> [The task]:
Go through the lines below and copy each one that holds the string "headers".

==== Data supplied ====

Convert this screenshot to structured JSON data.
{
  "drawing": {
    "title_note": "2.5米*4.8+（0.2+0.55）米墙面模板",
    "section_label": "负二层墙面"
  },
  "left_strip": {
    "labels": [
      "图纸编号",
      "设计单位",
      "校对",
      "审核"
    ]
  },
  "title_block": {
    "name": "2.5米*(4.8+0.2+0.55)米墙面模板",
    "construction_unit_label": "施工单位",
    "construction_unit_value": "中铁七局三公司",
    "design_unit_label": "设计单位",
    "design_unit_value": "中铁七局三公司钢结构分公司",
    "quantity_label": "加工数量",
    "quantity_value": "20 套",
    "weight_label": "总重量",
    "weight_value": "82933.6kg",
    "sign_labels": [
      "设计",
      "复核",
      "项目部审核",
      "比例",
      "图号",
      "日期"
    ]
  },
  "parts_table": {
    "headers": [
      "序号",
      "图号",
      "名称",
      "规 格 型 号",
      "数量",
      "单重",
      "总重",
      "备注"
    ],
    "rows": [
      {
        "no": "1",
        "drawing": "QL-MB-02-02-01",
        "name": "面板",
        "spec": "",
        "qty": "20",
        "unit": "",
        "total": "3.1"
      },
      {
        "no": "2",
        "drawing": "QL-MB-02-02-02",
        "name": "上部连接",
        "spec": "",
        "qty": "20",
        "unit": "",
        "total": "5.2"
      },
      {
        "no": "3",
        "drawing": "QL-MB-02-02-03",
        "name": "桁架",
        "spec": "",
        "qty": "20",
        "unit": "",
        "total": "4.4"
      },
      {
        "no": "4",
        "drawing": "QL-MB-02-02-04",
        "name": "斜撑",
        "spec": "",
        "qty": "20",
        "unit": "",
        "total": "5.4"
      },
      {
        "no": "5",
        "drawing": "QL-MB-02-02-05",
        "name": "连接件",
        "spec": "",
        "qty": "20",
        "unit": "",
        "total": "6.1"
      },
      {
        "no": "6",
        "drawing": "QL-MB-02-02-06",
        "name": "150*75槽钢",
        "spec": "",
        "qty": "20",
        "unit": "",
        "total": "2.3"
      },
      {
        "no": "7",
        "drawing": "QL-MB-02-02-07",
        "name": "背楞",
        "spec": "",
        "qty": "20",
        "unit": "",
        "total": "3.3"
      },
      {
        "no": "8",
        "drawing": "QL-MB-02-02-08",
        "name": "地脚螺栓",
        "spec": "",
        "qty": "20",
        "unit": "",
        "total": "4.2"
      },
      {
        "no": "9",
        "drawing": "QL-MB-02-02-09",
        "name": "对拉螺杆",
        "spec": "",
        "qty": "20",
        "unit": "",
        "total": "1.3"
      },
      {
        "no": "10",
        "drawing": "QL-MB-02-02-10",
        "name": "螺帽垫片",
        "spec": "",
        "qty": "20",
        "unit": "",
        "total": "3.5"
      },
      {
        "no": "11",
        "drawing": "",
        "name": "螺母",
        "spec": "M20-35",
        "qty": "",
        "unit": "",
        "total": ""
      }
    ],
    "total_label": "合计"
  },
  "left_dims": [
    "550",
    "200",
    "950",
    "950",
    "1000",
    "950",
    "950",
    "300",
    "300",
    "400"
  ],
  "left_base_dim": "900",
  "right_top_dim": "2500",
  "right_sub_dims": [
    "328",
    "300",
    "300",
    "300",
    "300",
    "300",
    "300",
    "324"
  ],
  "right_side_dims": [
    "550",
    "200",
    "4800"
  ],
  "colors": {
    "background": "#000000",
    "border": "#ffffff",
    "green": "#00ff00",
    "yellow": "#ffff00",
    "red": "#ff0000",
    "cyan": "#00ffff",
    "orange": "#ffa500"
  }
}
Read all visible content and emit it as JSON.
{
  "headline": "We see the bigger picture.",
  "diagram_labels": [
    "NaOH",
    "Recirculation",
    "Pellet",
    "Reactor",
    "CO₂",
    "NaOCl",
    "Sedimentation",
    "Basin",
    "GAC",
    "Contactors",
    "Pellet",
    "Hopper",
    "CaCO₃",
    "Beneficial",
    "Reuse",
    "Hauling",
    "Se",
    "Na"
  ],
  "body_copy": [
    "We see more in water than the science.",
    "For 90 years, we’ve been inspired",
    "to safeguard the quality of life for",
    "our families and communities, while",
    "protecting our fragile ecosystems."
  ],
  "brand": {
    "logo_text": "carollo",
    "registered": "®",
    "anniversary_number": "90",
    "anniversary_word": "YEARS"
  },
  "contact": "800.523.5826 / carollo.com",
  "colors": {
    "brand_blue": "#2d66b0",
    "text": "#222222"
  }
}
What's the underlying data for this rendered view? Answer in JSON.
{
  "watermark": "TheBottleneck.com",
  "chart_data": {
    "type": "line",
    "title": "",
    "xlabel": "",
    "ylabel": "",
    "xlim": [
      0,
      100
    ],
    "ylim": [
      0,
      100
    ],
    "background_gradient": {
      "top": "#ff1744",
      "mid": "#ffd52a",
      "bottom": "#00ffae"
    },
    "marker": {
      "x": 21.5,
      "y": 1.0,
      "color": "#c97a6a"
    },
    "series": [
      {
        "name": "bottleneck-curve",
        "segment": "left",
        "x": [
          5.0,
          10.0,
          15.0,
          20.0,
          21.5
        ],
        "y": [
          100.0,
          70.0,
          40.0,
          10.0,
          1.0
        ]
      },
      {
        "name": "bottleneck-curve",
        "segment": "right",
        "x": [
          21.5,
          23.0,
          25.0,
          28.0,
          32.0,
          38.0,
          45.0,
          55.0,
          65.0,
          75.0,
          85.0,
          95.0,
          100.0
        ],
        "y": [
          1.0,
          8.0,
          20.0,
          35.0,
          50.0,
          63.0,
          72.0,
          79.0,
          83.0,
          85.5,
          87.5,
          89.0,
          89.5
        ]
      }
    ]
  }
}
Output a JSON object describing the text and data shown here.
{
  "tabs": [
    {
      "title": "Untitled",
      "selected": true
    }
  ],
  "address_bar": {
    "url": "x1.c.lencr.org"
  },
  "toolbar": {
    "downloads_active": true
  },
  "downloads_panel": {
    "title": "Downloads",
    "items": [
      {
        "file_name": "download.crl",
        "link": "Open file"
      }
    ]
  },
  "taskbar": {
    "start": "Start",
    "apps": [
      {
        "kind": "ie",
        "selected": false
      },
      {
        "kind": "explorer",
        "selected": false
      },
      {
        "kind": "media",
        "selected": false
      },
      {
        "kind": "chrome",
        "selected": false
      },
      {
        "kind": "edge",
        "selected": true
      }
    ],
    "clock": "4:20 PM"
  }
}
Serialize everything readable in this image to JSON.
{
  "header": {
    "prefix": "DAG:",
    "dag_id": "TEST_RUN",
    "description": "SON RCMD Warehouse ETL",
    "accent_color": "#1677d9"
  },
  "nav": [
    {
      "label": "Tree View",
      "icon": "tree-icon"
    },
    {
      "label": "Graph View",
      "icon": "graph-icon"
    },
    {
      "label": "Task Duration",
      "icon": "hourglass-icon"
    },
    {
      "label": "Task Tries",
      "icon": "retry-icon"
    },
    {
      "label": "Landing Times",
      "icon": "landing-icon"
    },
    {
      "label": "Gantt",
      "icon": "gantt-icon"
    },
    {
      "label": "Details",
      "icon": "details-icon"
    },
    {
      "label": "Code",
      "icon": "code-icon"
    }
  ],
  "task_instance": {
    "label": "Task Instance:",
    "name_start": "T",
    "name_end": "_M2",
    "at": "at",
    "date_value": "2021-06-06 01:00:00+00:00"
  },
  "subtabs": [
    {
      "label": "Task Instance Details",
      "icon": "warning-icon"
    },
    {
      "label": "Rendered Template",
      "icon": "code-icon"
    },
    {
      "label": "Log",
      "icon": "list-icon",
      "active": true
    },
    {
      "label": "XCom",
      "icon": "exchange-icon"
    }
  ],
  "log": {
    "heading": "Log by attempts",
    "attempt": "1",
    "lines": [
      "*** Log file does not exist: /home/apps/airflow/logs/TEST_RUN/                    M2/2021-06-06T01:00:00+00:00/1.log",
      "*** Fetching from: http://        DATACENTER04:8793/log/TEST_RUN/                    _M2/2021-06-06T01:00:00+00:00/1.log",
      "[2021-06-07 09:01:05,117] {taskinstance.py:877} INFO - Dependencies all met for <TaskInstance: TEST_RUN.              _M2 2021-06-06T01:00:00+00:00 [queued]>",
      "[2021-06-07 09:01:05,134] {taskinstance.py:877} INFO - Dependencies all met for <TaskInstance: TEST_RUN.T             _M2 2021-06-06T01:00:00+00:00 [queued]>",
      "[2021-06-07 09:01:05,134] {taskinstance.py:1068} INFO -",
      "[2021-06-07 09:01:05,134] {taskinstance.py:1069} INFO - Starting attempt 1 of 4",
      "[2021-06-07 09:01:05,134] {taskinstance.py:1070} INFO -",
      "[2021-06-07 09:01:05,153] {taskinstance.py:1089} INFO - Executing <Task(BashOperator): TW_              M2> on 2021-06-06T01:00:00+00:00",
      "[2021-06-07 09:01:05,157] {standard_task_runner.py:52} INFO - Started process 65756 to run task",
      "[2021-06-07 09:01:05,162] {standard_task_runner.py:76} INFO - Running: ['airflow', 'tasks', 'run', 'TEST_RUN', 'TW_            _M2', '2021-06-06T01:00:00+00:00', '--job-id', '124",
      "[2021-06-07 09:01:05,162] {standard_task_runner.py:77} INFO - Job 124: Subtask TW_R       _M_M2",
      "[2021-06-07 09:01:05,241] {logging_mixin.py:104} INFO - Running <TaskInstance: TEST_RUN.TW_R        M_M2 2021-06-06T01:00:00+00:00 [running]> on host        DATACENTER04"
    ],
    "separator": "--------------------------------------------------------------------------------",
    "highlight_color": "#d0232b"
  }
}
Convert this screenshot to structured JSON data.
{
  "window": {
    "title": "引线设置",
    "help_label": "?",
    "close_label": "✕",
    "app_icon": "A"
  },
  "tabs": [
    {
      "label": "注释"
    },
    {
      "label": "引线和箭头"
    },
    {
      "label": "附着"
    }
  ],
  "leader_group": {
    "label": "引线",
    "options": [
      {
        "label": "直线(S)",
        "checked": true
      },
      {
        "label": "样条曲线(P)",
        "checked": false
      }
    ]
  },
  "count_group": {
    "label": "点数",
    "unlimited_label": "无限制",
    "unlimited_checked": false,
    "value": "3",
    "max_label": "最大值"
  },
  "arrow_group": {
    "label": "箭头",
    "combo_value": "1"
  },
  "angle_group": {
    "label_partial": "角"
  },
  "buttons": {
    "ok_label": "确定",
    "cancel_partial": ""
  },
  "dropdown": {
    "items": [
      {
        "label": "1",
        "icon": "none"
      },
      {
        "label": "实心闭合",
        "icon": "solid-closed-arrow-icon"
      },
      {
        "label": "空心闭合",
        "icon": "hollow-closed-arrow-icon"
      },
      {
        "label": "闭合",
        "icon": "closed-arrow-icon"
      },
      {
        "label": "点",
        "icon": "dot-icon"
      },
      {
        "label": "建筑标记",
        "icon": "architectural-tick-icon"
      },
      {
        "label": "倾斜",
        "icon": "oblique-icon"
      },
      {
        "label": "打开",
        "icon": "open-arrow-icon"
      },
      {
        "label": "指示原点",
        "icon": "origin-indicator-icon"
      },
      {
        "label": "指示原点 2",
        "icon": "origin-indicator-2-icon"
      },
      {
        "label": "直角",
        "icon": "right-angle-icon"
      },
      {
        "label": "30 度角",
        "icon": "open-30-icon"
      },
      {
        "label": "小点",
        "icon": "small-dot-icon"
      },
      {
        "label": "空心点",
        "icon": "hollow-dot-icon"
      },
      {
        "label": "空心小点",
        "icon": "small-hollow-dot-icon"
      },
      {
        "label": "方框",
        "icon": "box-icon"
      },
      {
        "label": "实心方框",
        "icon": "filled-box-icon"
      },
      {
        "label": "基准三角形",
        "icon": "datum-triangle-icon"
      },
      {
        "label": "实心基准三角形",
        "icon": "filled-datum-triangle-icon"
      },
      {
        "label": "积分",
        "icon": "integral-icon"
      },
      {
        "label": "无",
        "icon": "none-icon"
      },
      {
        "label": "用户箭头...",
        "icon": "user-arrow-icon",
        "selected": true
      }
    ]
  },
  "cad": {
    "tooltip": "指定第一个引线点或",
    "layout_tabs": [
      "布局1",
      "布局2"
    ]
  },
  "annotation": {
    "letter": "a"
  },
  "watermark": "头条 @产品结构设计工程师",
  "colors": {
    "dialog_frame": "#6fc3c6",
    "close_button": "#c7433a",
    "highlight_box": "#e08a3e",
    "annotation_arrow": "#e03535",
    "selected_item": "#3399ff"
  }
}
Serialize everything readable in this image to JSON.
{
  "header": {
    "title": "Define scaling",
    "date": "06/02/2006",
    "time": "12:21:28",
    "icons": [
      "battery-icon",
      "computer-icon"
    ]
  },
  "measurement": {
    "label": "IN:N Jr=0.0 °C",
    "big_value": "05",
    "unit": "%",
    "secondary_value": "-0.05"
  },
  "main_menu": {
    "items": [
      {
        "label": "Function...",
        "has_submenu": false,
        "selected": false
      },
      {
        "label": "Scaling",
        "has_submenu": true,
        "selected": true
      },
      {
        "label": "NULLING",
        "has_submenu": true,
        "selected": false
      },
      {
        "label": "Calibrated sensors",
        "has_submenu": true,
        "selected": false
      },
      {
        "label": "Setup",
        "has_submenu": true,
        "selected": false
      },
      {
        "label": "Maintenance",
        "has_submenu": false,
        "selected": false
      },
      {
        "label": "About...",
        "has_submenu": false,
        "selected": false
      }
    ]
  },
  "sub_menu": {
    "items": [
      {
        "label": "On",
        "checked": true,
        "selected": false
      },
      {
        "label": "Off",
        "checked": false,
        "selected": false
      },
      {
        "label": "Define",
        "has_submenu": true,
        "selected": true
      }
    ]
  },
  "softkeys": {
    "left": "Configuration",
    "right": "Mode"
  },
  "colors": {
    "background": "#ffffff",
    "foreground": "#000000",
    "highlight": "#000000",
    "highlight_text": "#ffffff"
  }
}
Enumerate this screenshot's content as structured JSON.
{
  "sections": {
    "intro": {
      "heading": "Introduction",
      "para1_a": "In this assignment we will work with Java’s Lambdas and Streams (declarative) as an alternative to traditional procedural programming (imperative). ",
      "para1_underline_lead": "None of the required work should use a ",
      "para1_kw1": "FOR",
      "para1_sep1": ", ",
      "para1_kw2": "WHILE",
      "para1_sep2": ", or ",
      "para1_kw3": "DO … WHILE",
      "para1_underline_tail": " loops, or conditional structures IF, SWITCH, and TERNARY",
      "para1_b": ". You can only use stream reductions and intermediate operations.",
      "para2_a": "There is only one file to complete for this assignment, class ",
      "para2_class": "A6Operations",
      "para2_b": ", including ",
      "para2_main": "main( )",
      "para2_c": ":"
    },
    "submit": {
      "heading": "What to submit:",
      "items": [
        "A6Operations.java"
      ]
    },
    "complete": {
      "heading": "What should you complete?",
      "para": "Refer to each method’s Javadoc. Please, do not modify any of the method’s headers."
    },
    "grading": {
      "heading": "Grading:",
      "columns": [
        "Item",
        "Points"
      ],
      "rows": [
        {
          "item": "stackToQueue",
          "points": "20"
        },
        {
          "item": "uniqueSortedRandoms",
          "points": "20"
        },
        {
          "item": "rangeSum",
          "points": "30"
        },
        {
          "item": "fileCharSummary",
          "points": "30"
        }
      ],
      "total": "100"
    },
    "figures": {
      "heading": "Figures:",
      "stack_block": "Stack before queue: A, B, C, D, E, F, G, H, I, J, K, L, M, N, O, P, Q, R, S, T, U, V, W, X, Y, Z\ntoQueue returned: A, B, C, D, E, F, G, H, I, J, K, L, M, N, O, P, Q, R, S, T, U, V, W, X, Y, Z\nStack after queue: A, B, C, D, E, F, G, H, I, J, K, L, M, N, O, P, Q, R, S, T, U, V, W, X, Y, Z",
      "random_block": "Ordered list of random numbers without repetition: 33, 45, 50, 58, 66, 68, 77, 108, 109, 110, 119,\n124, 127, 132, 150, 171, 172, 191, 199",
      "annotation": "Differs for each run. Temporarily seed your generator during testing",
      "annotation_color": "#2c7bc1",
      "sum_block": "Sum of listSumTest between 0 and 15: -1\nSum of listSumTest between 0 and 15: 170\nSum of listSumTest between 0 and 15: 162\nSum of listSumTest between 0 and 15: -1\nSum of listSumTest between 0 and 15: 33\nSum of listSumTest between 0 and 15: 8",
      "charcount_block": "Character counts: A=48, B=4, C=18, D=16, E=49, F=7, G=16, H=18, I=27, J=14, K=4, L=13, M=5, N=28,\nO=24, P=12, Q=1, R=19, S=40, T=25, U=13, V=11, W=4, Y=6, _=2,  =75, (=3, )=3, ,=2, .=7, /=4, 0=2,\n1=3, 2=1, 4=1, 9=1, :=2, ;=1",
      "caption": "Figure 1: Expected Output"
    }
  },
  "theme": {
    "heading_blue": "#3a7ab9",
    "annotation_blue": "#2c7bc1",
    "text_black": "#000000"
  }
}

====

> [Solution for this exercise]:
    "headers": [
      "para": "Refer to each method’s Javadoc. Please, do not modify any of the method’s headers."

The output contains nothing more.